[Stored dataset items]
• • • • •

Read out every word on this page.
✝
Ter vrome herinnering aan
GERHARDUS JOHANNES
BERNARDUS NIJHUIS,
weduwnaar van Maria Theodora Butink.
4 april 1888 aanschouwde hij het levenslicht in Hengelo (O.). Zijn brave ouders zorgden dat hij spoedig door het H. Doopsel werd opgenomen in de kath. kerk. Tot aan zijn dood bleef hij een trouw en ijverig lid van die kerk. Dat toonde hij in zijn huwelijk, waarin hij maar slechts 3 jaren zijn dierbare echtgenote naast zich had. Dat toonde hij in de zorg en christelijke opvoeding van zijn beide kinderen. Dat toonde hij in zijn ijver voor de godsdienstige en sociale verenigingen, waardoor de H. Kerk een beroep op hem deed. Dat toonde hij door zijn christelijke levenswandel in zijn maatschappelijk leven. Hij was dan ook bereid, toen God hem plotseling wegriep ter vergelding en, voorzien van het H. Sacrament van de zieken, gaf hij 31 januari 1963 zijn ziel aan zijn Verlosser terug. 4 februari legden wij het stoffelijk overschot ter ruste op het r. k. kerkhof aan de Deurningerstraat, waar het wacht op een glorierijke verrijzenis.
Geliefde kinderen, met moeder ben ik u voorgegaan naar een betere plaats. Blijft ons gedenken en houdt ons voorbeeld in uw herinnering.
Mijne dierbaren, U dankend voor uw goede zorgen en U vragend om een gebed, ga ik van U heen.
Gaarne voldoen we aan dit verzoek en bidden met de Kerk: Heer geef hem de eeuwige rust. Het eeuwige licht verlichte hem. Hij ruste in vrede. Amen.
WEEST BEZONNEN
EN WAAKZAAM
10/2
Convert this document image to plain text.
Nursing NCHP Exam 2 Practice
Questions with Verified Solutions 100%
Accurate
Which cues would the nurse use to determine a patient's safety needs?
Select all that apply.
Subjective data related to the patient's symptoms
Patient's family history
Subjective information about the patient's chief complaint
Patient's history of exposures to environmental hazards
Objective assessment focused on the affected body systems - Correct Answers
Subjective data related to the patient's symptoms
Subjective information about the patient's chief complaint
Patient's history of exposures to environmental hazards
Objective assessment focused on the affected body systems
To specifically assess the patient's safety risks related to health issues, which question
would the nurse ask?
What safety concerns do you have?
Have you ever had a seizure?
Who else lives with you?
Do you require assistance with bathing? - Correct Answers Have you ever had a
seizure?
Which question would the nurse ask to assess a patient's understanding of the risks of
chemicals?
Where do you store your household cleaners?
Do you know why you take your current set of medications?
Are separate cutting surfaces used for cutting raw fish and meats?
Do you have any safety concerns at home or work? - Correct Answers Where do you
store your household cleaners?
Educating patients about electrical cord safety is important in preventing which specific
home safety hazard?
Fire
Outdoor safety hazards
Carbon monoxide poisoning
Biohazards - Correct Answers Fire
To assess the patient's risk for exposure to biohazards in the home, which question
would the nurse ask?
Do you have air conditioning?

• • • • •

# [The task]
Write out every record again, exactly as it was written.

# [Result of this exercise]
Read out every word on this page.
✝
Ter vrome herinnering aan
GERHARDUS JOHANNES
BERNARDUS NIJHUIS,
weduwnaar van Maria Theodora Butink.
4 april 1888 aanschouwde hij het levenslicht in Hengelo (O.). Zijn brave ouders zorgden dat hij spoedig door het H. Doopsel werd opgenomen in de kath. kerk. Tot aan zijn dood bleef hij een trouw en ijverig lid van die kerk. Dat toonde hij in zijn huwelijk, waarin hij maar slechts 3 jaren zijn dierbare echtgenote naast zich had. Dat toonde hij in de zorg en christelijke opvoeding van zijn beide kinderen. Dat toonde hij in zijn ijver voor de godsdienstige en sociale verenigingen, waardoor de H. Kerk een beroep op hem deed. Dat toonde hij door zijn christelijke levenswandel in zijn maatschappelijk leven. Hij was dan ook bereid, toen God hem plotseling wegriep ter vergelding en, voorzien van het H. Sacrament van de zieken, gaf hij 31 januari 1963 zijn ziel aan zijn Verlosser terug. 4 februari legden wij het stoffelijk overschot ter ruste op het r. k. kerkhof aan de Deurningerstraat, waar het wacht op een glorierijke verrijzenis.
Geliefde kinderen, met moeder ben ik u voorgegaan naar een betere plaats. Blijft ons gedenken en houdt ons voorbeeld in uw herinnering.
Mijne dierbaren, U dankend voor uw goede zorgen en U vragend om een gebed, ga ik van U heen.
Gaarne voldoen we aan dit verzoek en bidden met de Kerk: Heer geef hem de eeuwige rust. Het eeuwige licht verlichte hem. Hij ruste in vrede. Amen.
WEEST BEZONNEN
EN WAAKZAAM
10/2
Convert this document image to plain text.
Nursing NCHP Exam 2 Practice
Questions with Verified Solutions 100%
Accurate
Which cues would the nurse use to determine a patient's safety needs?
Select all that apply.
Subjective data related to the patient's symptoms
Patient's family history
Subjective information about the patient's chief complaint
Patient's history of exposures to environmental hazards
Objective assessment focused on the affected body systems - Correct Answers
Subjective data related to the patient's symptoms
Subjective information about the patient's chief complaint
Patient's history of exposures to environmental hazards
Objective assessment focused on the affected body systems
To specifically assess the patient's safety risks related to health issues, which question
would the nurse ask?
What safety concerns do you have?
Have you ever had a seizure?
Who else lives with you?
Do you require assistance with bathing? - Correct Answers Have you ever had a
seizure?
Which question would the nurse ask to assess a patient's understanding of the risks of
chemicals?
Where do you store your household cleaners?
Do you know why you take your current set of medications?
Are separate cutting surfaces used for cutting raw fish and meats?
Do you have any safety concerns at home or work? - Correct Answers Where do you
store your household cleaners?
Educating patients about electrical cord safety is important in preventing which specific
home safety hazard?
Fire
Outdoor safety hazards
Carbon monoxide poisoning
Biohazards - Correct Answers Fire
To assess the patient's risk for exposure to biohazards in the home, which question
would the nurse ask?
Do you have air conditioning?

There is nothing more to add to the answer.